Data listing
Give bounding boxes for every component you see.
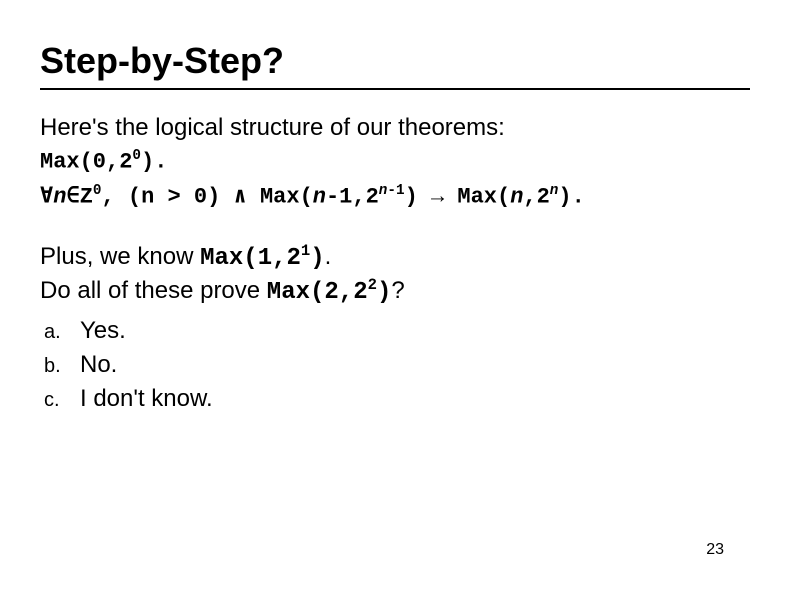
- t2-sup0: 0: [93, 183, 102, 199]
- plus-a: Plus, we know: [40, 243, 200, 270]
- q-d: ): [377, 279, 391, 306]
- answer-letter: c.: [44, 389, 80, 412]
- t2-inZ: ∈Z: [66, 184, 92, 209]
- plus-d: ): [310, 245, 324, 272]
- t2-end: ).: [558, 184, 584, 209]
- plus-e: .: [325, 243, 332, 270]
- theorem1-sup: 0: [132, 148, 141, 164]
- t2-mid1: , (n > 0) ∧ Max(: [102, 184, 313, 209]
- t2-n1: n: [53, 184, 66, 209]
- t2-n2: n: [313, 184, 326, 209]
- theorem1-part-a: Max(0,2: [40, 150, 132, 175]
- t2-sup-n1-m1: -1: [387, 183, 404, 199]
- q-e: ?: [391, 277, 404, 304]
- page-title: Step-by-Step?: [40, 40, 754, 82]
- q-c: 2: [368, 276, 377, 294]
- plus-b: Max(1,2: [200, 245, 301, 272]
- answer-letter: a.: [44, 321, 80, 344]
- answer-row: c. I don't know.: [44, 385, 754, 413]
- answer-letter: b.: [44, 355, 80, 378]
- page-number: 23: [706, 541, 724, 559]
- t2-n3: n: [510, 184, 523, 209]
- title-underline: [40, 88, 750, 90]
- theorem1-part-c: ).: [141, 150, 167, 175]
- theorem-line-2: ∀n∈Z0, (n > 0) ∧ Max(n-1,2n-1) → Max(n,2…: [40, 181, 754, 213]
- t2-mid4: ,2: [523, 184, 549, 209]
- intro-text: Here's the logical structure of our theo…: [40, 112, 754, 144]
- question-line: Do all of these prove Max(2,22)?: [40, 275, 754, 309]
- t2-forall: ∀: [40, 184, 53, 209]
- q-b: Max(2,2: [267, 279, 368, 306]
- t2-sup-n1: n-1: [379, 183, 405, 199]
- t2-mid2: -1,2: [326, 184, 379, 209]
- t2-mid3: ) → Max(: [405, 184, 511, 209]
- theorem-line-1: Max(0,20).: [40, 146, 754, 178]
- slide: Step-by-Step? Here's the logical structu…: [0, 0, 794, 413]
- answer-row: b. No.: [44, 351, 754, 379]
- plus-line: Plus, we know Max(1,21).: [40, 241, 754, 275]
- q-a: Do all of these prove: [40, 277, 267, 304]
- answer-text: Yes.: [80, 317, 126, 345]
- plus-c: 1: [301, 242, 310, 260]
- answer-list: a. Yes. b. No. c. I don't know.: [40, 317, 754, 413]
- answer-text: I don't know.: [80, 385, 213, 413]
- answer-row: a. Yes.: [44, 317, 754, 345]
- spacer: [40, 213, 754, 241]
- answer-text: No.: [80, 351, 117, 379]
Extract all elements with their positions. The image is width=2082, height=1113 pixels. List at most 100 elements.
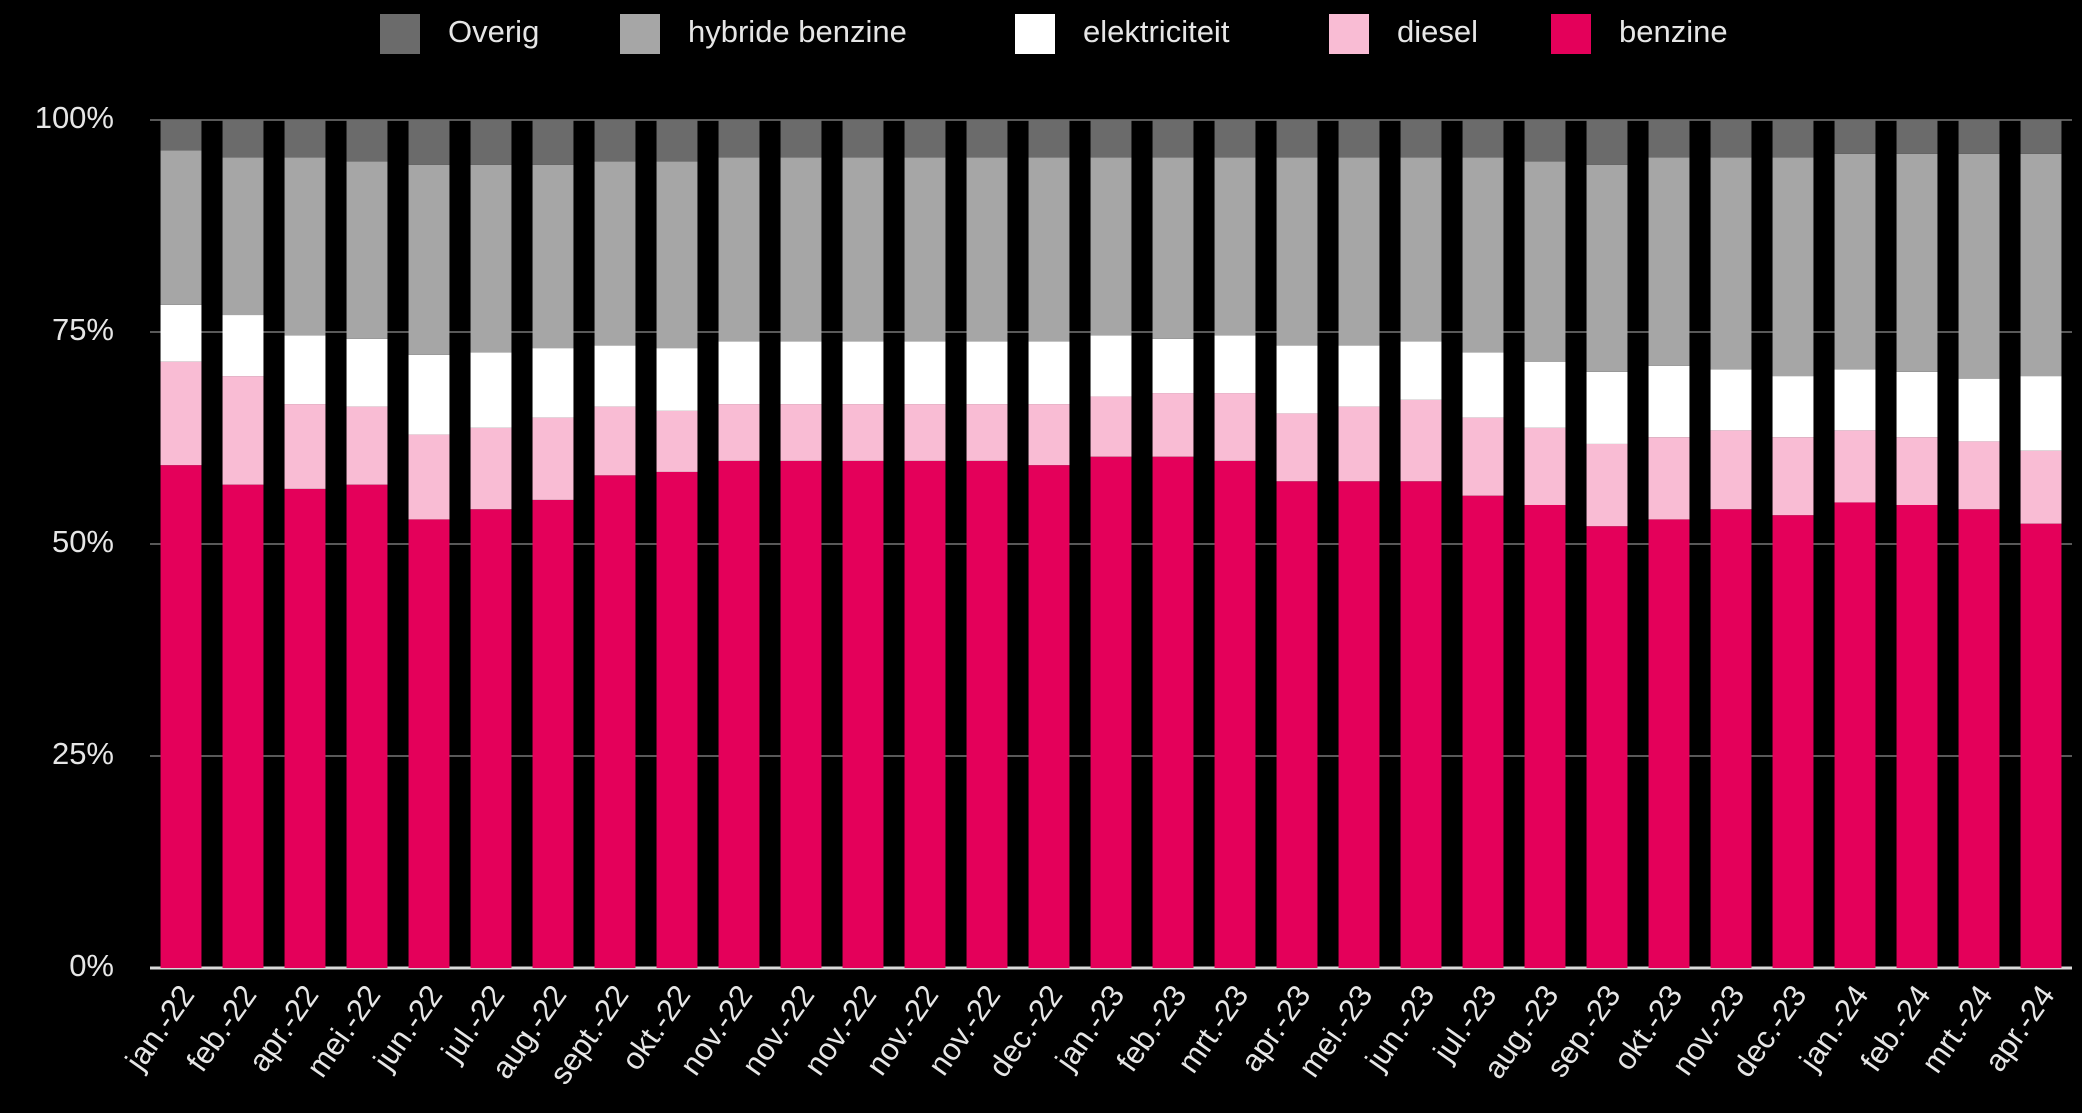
bar-segment: [966, 120, 1008, 158]
bar-segment: [222, 484, 264, 968]
bar-segment: [284, 157, 326, 336]
legend-swatch: [1551, 14, 1591, 54]
y-tick-label: 0%: [69, 948, 114, 983]
bar-segment: [1028, 341, 1070, 405]
legend-label: Overig: [448, 14, 539, 49]
bar-segment: [1214, 393, 1256, 461]
bar-segment: [1586, 526, 1628, 968]
bar-segment: [1276, 413, 1318, 482]
bar-segment: [1090, 396, 1132, 457]
bar-segment: [1152, 393, 1194, 457]
bar-segment: [1214, 460, 1256, 968]
bar-segment: [1772, 120, 1814, 158]
bar-segment: [1090, 120, 1132, 158]
bar-segment: [1028, 404, 1070, 466]
bar-segment: [470, 164, 512, 353]
bar-segment: [160, 361, 202, 466]
bar-segment: [718, 460, 760, 968]
bar-segment: [160, 465, 202, 968]
bar-segment: [1524, 427, 1566, 505]
bar-segment: [966, 157, 1008, 342]
bar-segment: [346, 484, 388, 968]
bar-segment: [1462, 417, 1504, 496]
bar-segment: [1028, 157, 1070, 342]
bar-segment: [1462, 495, 1504, 968]
bar-segment: [1710, 120, 1752, 158]
bar-segment: [656, 348, 698, 411]
bar-segment: [408, 434, 450, 520]
bar-segment: [408, 120, 450, 165]
bar-segment: [222, 157, 264, 316]
bar-segment: [1958, 509, 2000, 968]
bar-segment: [222, 120, 264, 158]
bar-segment: [966, 341, 1008, 405]
bar-segment: [1958, 378, 2000, 442]
bar-segment: [1710, 509, 1752, 968]
bar-segment: [1028, 120, 1070, 158]
bar-segment: [966, 404, 1008, 461]
bar-segment: [1710, 369, 1752, 431]
bar-segment: [656, 161, 698, 349]
bar-segment: [594, 406, 636, 476]
bar-segment: [1090, 157, 1132, 336]
bar-segment: [1896, 437, 1938, 505]
bar-segment: [718, 341, 760, 405]
bar-segment: [780, 460, 822, 968]
bar-segment: [470, 509, 512, 968]
bar-segment: [842, 404, 884, 461]
bar-segment: [284, 335, 326, 405]
bar-segment: [1152, 157, 1194, 339]
bar-segment: [1276, 481, 1318, 968]
y-tick-label: 100%: [35, 100, 114, 135]
legend-label: benzine: [1619, 14, 1728, 49]
bar-segment: [1338, 120, 1380, 158]
bar-segment: [718, 120, 760, 158]
bar-segment: [718, 404, 760, 461]
bar-segment: [2020, 153, 2062, 377]
bar-segment: [1834, 430, 1876, 503]
bar-segment: [1772, 376, 1814, 438]
bar-segment: [160, 304, 202, 362]
bar-segment: [1276, 120, 1318, 158]
bar-segment: [1710, 157, 1752, 370]
bar-segment: [842, 460, 884, 968]
bar-segment: [656, 120, 698, 162]
bar-segment: [1400, 157, 1442, 342]
bar-segment: [532, 348, 574, 418]
bar-segment: [2020, 450, 2062, 524]
bar-segment: [1896, 504, 1938, 968]
bar-segment: [842, 341, 884, 405]
legend-swatch: [620, 14, 660, 54]
bar-segment: [2020, 523, 2062, 968]
bar-segment: [656, 410, 698, 472]
bar-segment: [408, 354, 450, 435]
bar-segment: [346, 406, 388, 485]
bar-segment: [1586, 371, 1628, 444]
bar-segment: [780, 341, 822, 405]
bar-segment: [532, 499, 574, 968]
bar-segment: [408, 164, 450, 355]
bar-segment: [532, 164, 574, 349]
bar-segment: [1028, 465, 1070, 968]
bar-segment: [1214, 120, 1256, 158]
bar-segment: [160, 120, 202, 151]
bar-segment: [1710, 430, 1752, 510]
bar-segment: [904, 157, 946, 342]
bar-segment: [1772, 515, 1814, 968]
bar-segment: [1152, 338, 1194, 394]
bar-segment: [594, 161, 636, 346]
bar-segment: [1462, 120, 1504, 158]
bar-segment: [1958, 153, 2000, 379]
bar-segment: [594, 345, 636, 407]
bar-segment: [780, 157, 822, 342]
bar-segment: [1648, 157, 1690, 366]
bar-segment: [904, 404, 946, 461]
bar-segment: [1772, 437, 1814, 516]
bar-segment: [904, 341, 946, 405]
bar-segment: [284, 488, 326, 968]
bar-segment: [1586, 120, 1628, 165]
bar-segment: [470, 120, 512, 165]
bar-segment: [1276, 345, 1318, 414]
bar-segment: [1462, 352, 1504, 418]
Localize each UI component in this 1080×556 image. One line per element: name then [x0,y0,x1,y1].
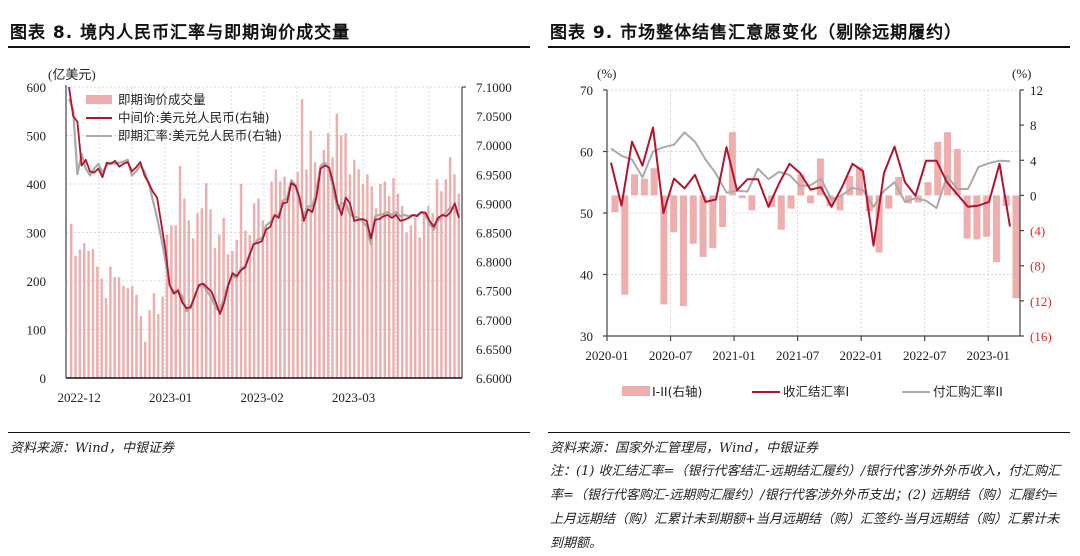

> **REQUIRED WORK**
In the data listing above, identify each line that contains the word "letter", treating uppercase and lowercase as different.

> **RESPONSE**
- answer-letter: c.: [44, 389, 80, 412]
- answer-letter: a.: [44, 321, 80, 344]
- answer-letter: b.: [44, 355, 80, 378]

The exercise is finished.